# STATED TASK
Scan the material for the word "this", and copy each line where it shows up.

# RECORDS TO PROCESS

◆ ◆ ◆ ◆ ◆

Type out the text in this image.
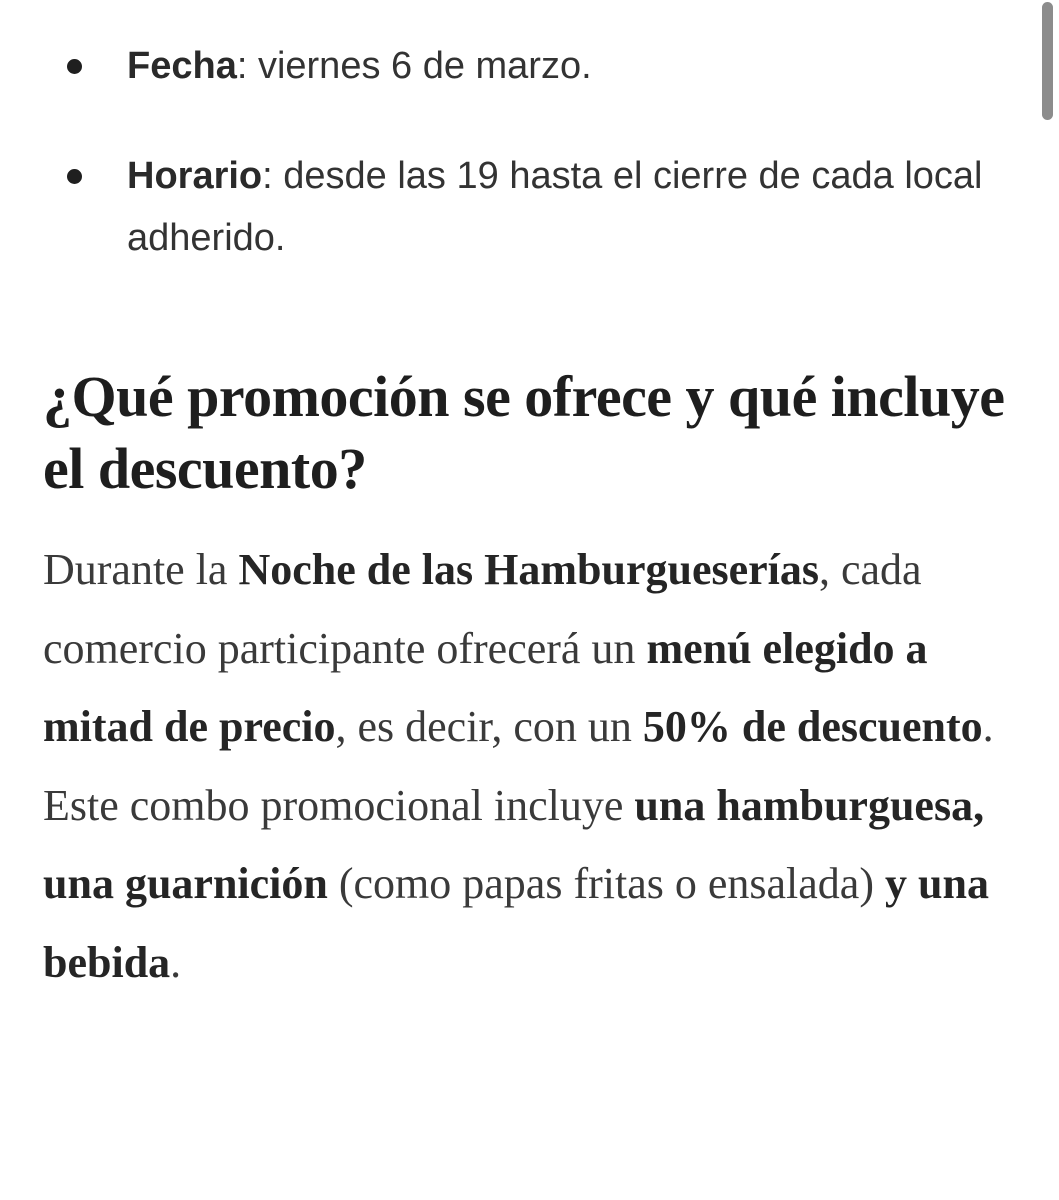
Fecha: viernes 6 de marzo.
Horario: desde las 19 hasta el cierre de cada local adherido.
¿Qué promoción se ofrece y qué incluye el descuento?

Durante la Noche de las Hamburgueserías, cada comercio participante ofrecerá un menú elegido a mitad de precio, es decir, con un 50% de descuento. Este combo promocional incluye una hamburguesa, una guarnición (como papas fritas o ensalada) y una bebida.
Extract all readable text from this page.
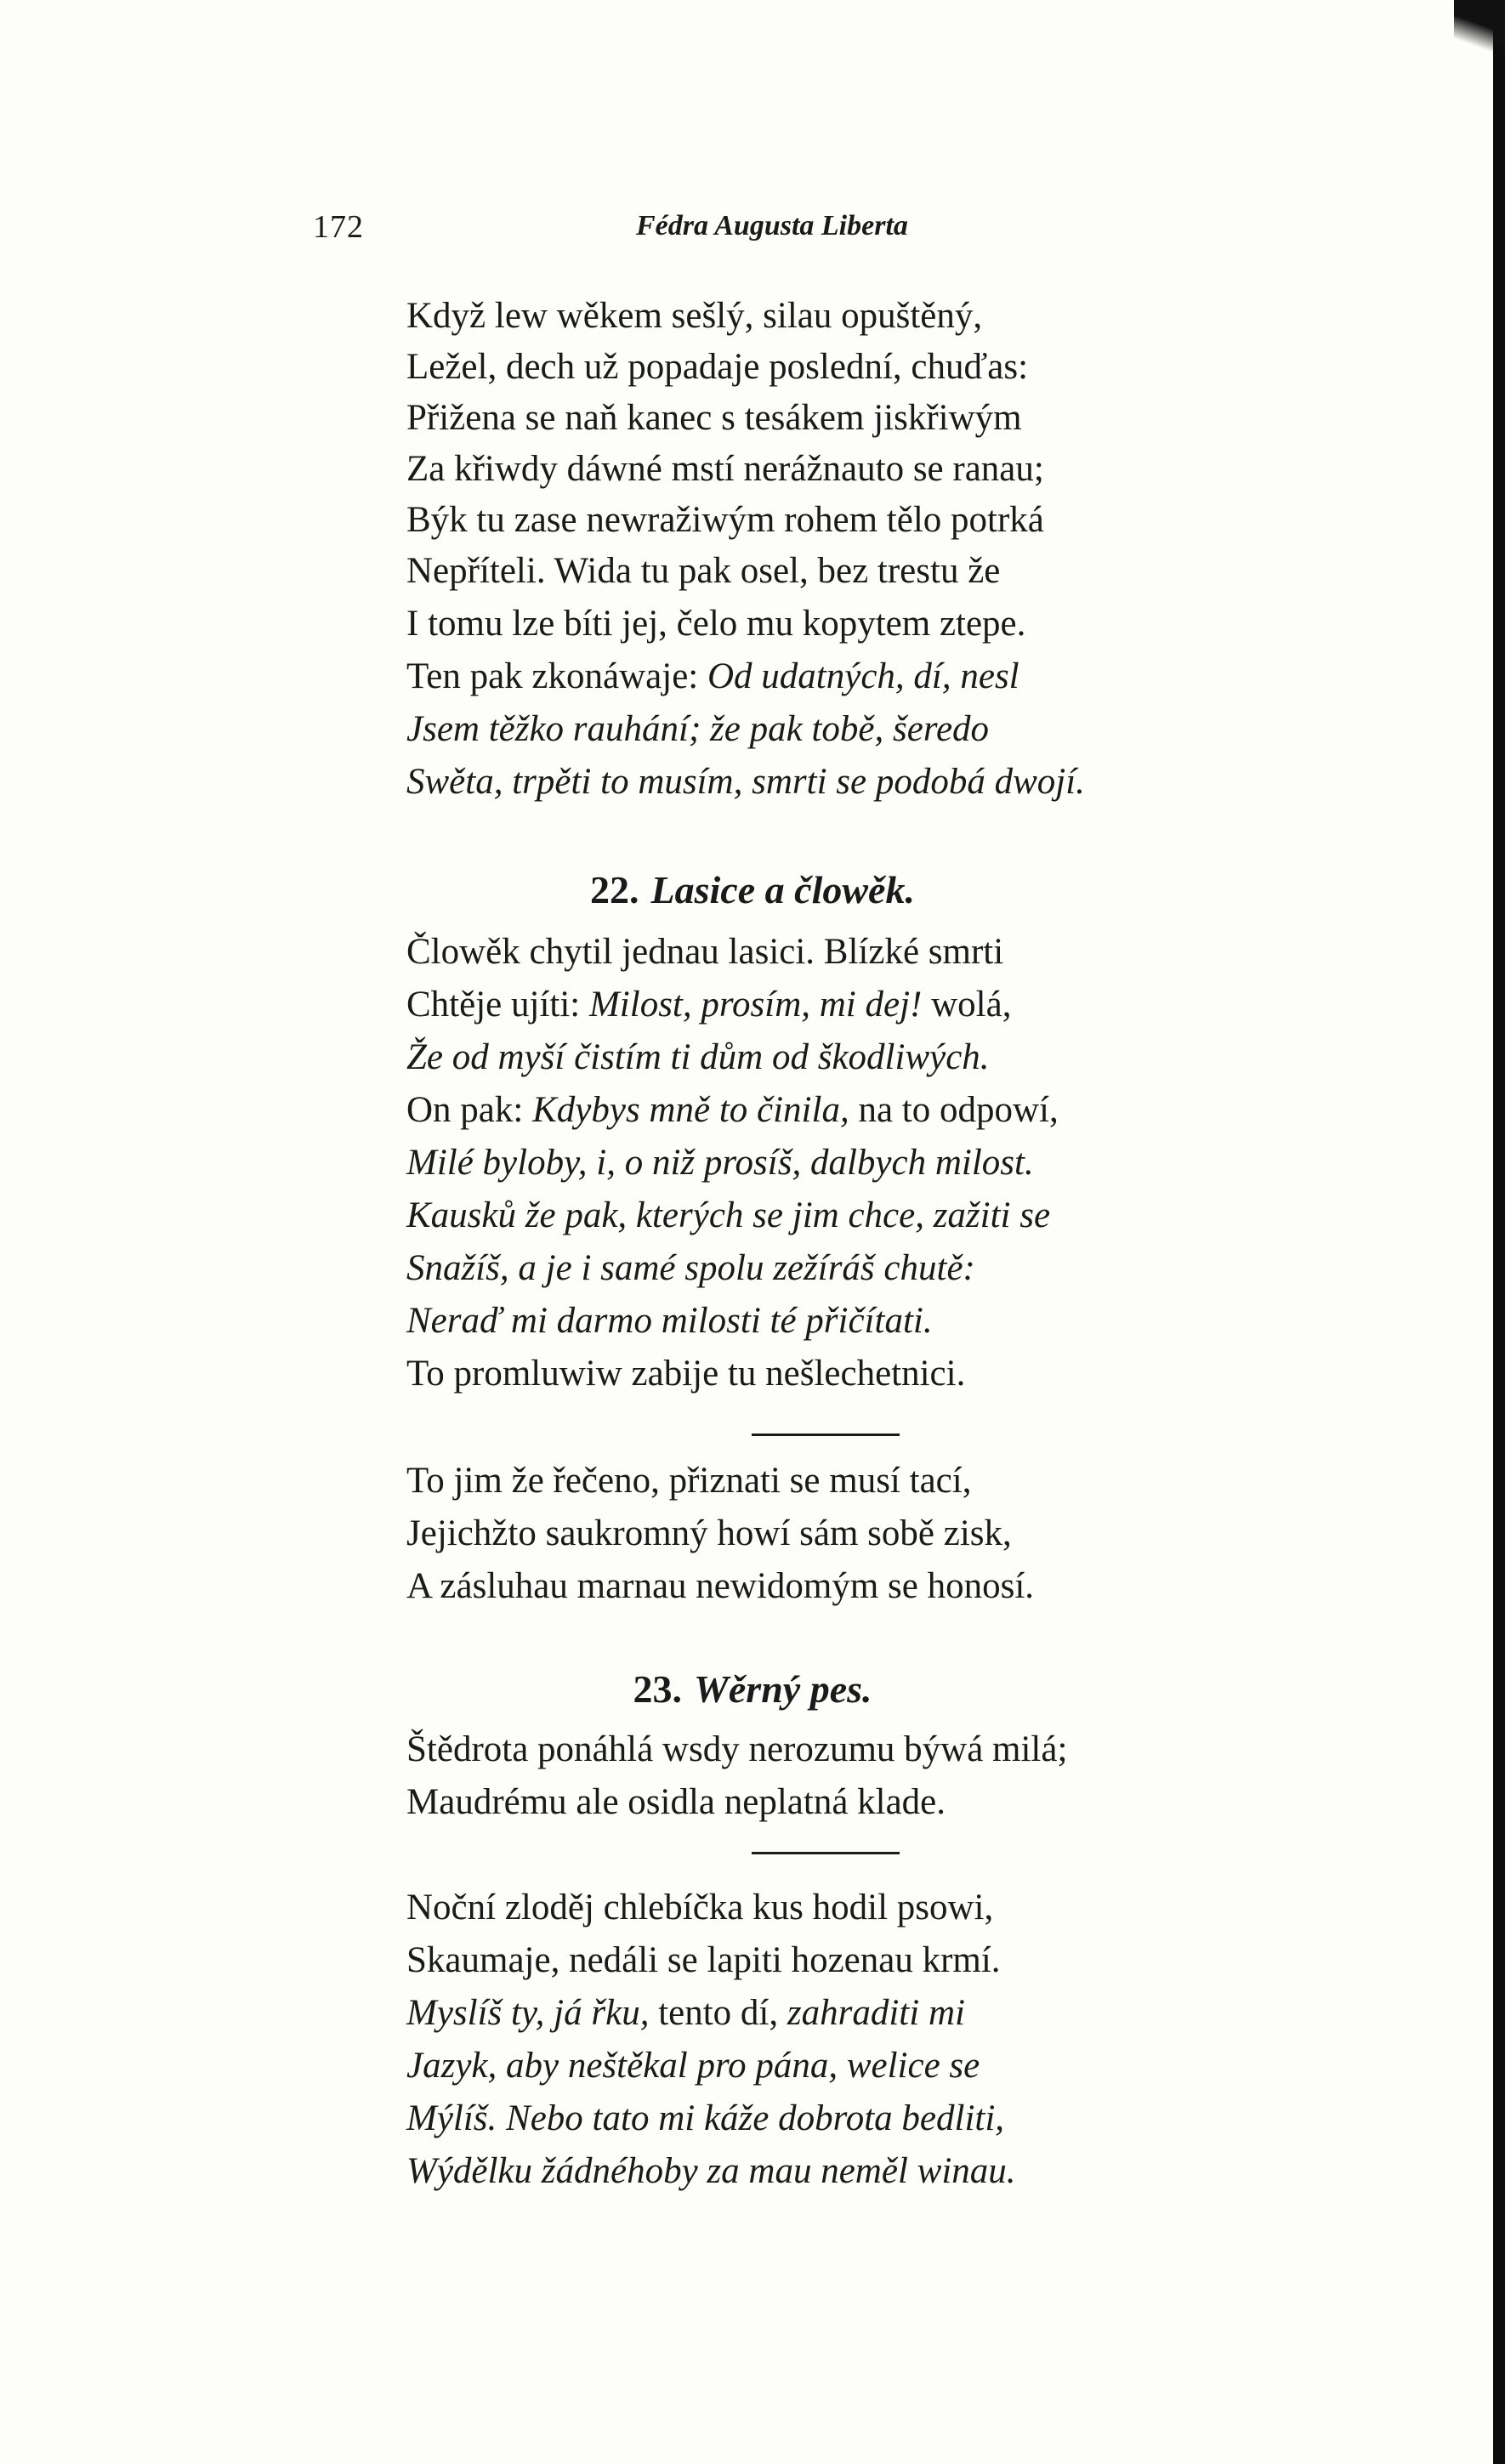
172	Fédra Augusta Liberta
Když lew wěkem sešlý, silau opuštěný,
Ležel, dech už popadaje poslední, chuďas:
Přižena se naň kanec s tesákem jiskřiwým
Za křiwdy dáwné mstí nerážnauto se ranau;
Býk tu zase newražiwým rohem tělo potrká
Nepříteli. Wida tu pak osel, bez trestu že
I tomu lze bíti jej, čelo mu kopytem ztepe.
Ten pak zkonáwaje: Od udatných, dí, nesl
Jsem těžko rauhání; že pak tobě, šeredo
Swěta, trpěti to musím, smrti se podobá dwojí.
22. Lasice a člowěk.
Člowěk chytil jednau lasici. Blízké smrti
Chtěje ujíti: Milost, prosím, mi dej! wolá,
Že od myší čistím ti dům od škodliwých.
On pak: Kdybys mně to činila, na to odpowí,
Milé byloby, i, o niž prosíš, dalbych milost.
Kausků že pak, kterých se jim chce, zažiti se
Snažíš, a je i samé spolu zežíráš chutě:
Neraď mi darmo milosti té přičítati.
To promluwiw zabije tu nešlechetnici.
To jim že řečeno, přiznati se musí tací,
Jejichžto saukromný howí sám sobě zisk,
A zásluhau marnau newidomým se honosí.
23. Wěrný pes.
Štědrota ponáhlá wsdy nerozumu býwá milá;
Maudrému ale osidla neplatná klade.
Noční zloděj chlebíčka kus hodil psowi,
Skaumaje, nedáli se lapiti hozenau krmí.
Myslíš ty, já řku, tento dí, zahraditi mi
Jazyk, aby neštěkal pro pána, welice se
Mýlíš. Nebo tato mi káže dobrota bedliti,
Wýdělku žádnéhoby za mau neměl winau.
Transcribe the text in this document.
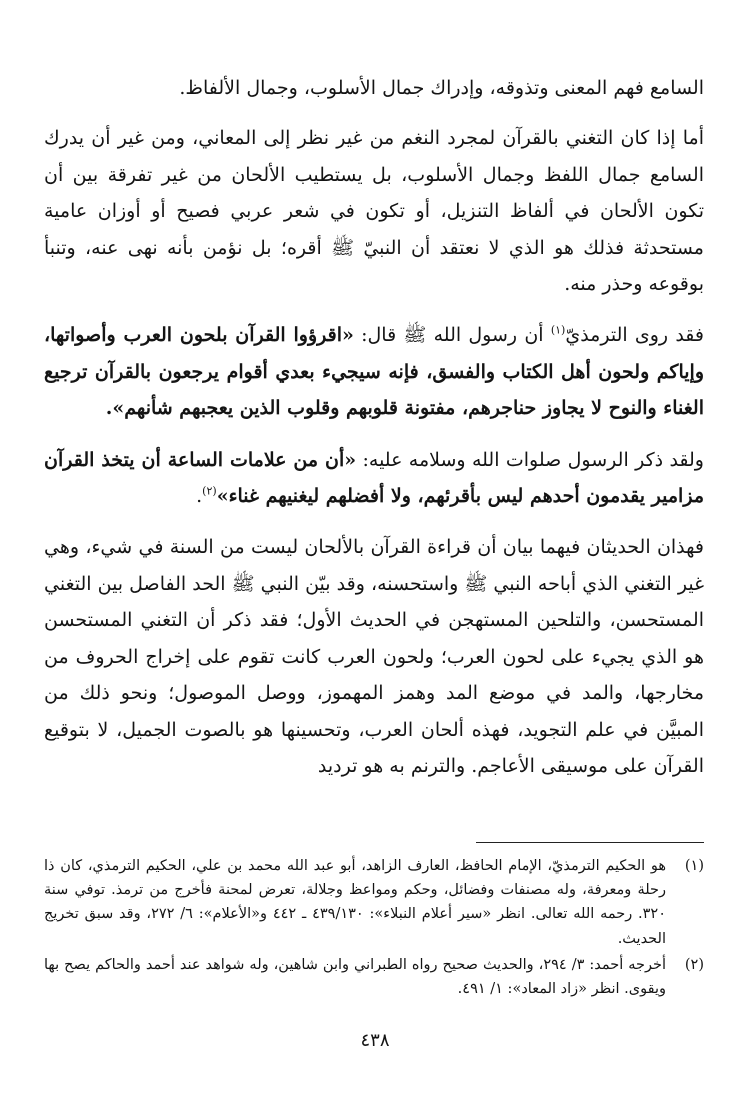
السامع فهم المعنى وتذوقه، وإدراك جمال الأسلوب، وجمال الألفاظ.

أما إذا كان التغني بالقرآن لمجرد النغم من غير نظر إلى المعاني، ومن غير أن يدرك السامع جمال اللفظ وجمال الأسلوب، بل يستطيب الألحان من غير تفرقة بين أن تكون الألحان في ألفاظ التنزيل، أو تكون في شعر عربي فصيح أو أوزان عامية مستحدثة فذلك هو الذي لا نعتقد أن النبيّ ﷺ أقره؛ بل نؤمن بأنه نهى عنه، وتنبأ بوقوعه وحذر منه.

فقد روى الترمذيّ$^{(١)}$ أن رسول الله ﷺ قال: «اقرؤوا القرآن بلحون العرب وأصواتها، وإياكم ولحون أهل الكتاب والفسق، فإنه سيجيء بعدي أقوام يرجعون بالقرآن ترجيع الغناء والنوح لا يجاوز حناجرهم، مفتونة قلوبهم وقلوب الذين يعجبهم شأنهم».

ولقد ذكر الرسول صلوات الله وسلامه عليه: «أن من علامات الساعة أن يتخذ القرآن مزامير يقدمون أحدهم ليس بأقرئهم، ولا أفضلهم ليغنيهم غناء»$^{(٢)}$.

فهذان الحديثان فيهما بيان أن قراءة القرآن بالألحان ليست من السنة في شيء، وهي غير التغني الذي أباحه النبي ﷺ واستحسنه، وقد بيّن النبي ﷺ الحد الفاصل بين التغني المستحسن، والتلحين المستهجن في الحديث الأول؛ فقد ذكر أن التغني المستحسن هو الذي يجيء على لحون العرب؛ ولحون العرب كانت تقوم على إخراج الحروف من مخارجها، والمد في موضع المد وهمز المهموز، ووصل الموصول؛ ونحو ذلك من المبيَّن في علم التجويد، فهذه ألحان العرب، وتحسينها هو بالصوت الجميل، لا بتوقيع القرآن على موسيقى الأعاجم. والترنم به هو ترديد

(١)
هو الحكيم الترمذيّ، الإمام الحافظ، العارف الزاهد، أبو عبد الله محمد بن علي، الحكيم الترمذي، كان ذا رحلة ومعرفة، وله مصنفات وفضائل، وحكم ومواعظ وجلالة، تعرض لمحنة فأخرج من ترمذ. توفي سنة ٣٢٠. رحمه الله تعالى. انظر «سير أعلام النبلاء»: ٤٣٩/١٣٠ ـ ٤٤٢ و«الأعلام»: ٦/ ٢٧٢، وقد سبق تخريج الحديث.
(٢)
أخرجه أحمد: ٣/ ٢٩٤، والحديث صحيح رواه الطبراني وابن شاهين، وله شواهد عند أحمد والحاكم يصح بها ويقوى. انظر «زاد المعاد»: ١/ ٤٩١.
٤٣٨
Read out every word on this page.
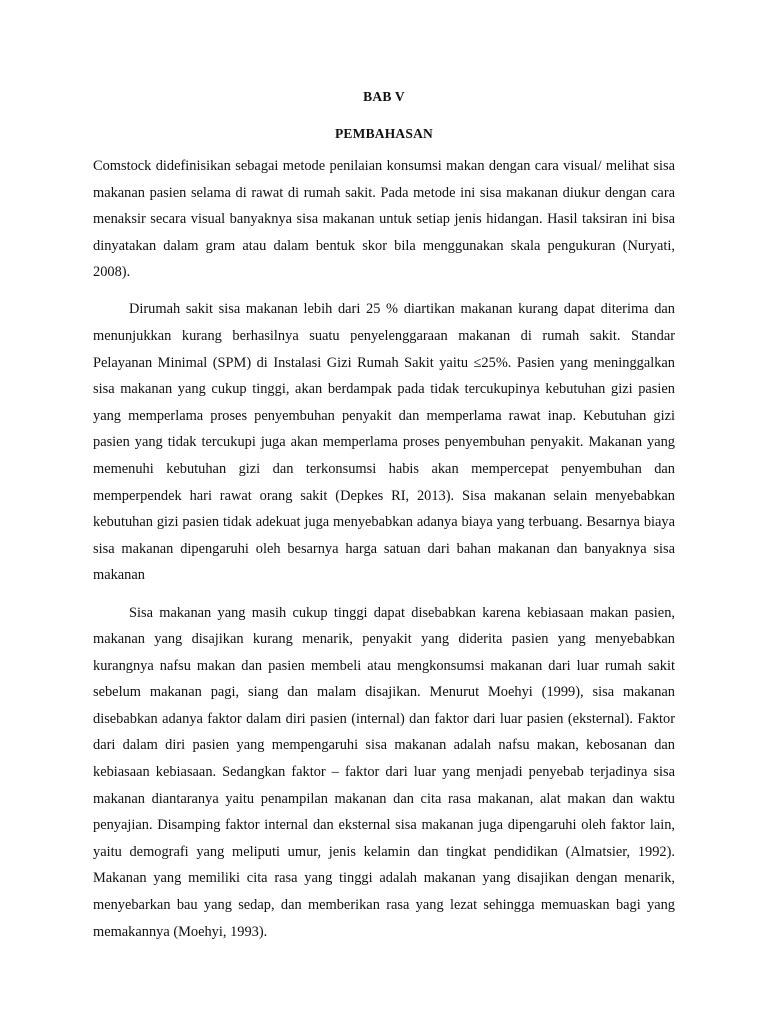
BAB V
PEMBAHASAN

Comstock didefinisikan sebagai metode penilaian konsumsi makan dengan cara visual/ melihat sisa makanan pasien selama di rawat di rumah sakit. Pada metode ini sisa makanan diukur dengan cara menaksir secara visual banyaknya sisa makanan untuk setiap jenis hidangan. Hasil taksiran ini bisa dinyatakan dalam gram atau dalam bentuk skor bila menggunakan skala pengukuran (Nuryati, 2008).

Dirumah sakit sisa makanan lebih dari 25 % diartikan makanan kurang dapat diterima dan menunjukkan kurang berhasilnya suatu penyelenggaraan makanan di rumah sakit. Standar Pelayanan Minimal (SPM) di Instalasi Gizi Rumah Sakit yaitu ≤25%. Pasien yang meninggalkan sisa makanan yang cukup tinggi, akan berdampak pada tidak tercukupinya kebutuhan gizi pasien yang memperlama proses penyembuhan penyakit dan memperlama rawat inap. Kebutuhan gizi pasien yang tidak tercukupi juga akan memperlama proses penyembuhan penyakit. Makanan yang memenuhi kebutuhan gizi dan terkonsumsi habis akan mempercepat penyembuhan dan memperpendek hari rawat orang sakit (Depkes RI, 2013). Sisa makanan selain menyebabkan kebutuhan gizi pasien tidak adekuat juga menyebabkan adanya biaya yang terbuang. Besarnya biaya sisa makanan dipengaruhi oleh besarnya harga satuan dari bahan makanan dan banyaknya sisa makanan

Sisa makanan yang masih cukup tinggi dapat disebabkan karena kebiasaan makan pasien, makanan yang disajikan kurang menarik, penyakit yang diderita pasien yang menyebabkan kurangnya nafsu makan dan pasien membeli atau mengkonsumsi makanan dari luar rumah sakit sebelum makanan pagi, siang dan malam disajikan. Menurut Moehyi (1999), sisa makanan disebabkan adanya faktor dalam diri pasien (internal) dan faktor dari luar pasien (eksternal). Faktor dari dalam diri pasien yang mempengaruhi sisa makanan adalah nafsu makan, kebosanan dan kebiasaan kebiasaan. Sedangkan faktor – faktor dari luar yang menjadi penyebab terjadinya sisa makanan diantaranya yaitu penampilan makanan dan cita rasa makanan, alat makan dan waktu penyajian. Disamping faktor internal dan eksternal sisa makanan juga dipengaruhi oleh faktor lain, yaitu demografi yang meliputi umur, jenis kelamin dan tingkat pendidikan (Almatsier, 1992). Makanan yang memiliki cita rasa yang tinggi adalah makanan yang disajikan dengan menarik, menyebarkan bau yang sedap, dan memberikan rasa yang lezat sehingga memuaskan bagi yang memakannya (Moehyi, 1993).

◆ ◆ ◆ ◆ ◆

# REPLY TO THE EXERCISE
Type out the text in this image.
Extract all readable text from this page.
Transcribe the text in this document.
Read out every word on this page.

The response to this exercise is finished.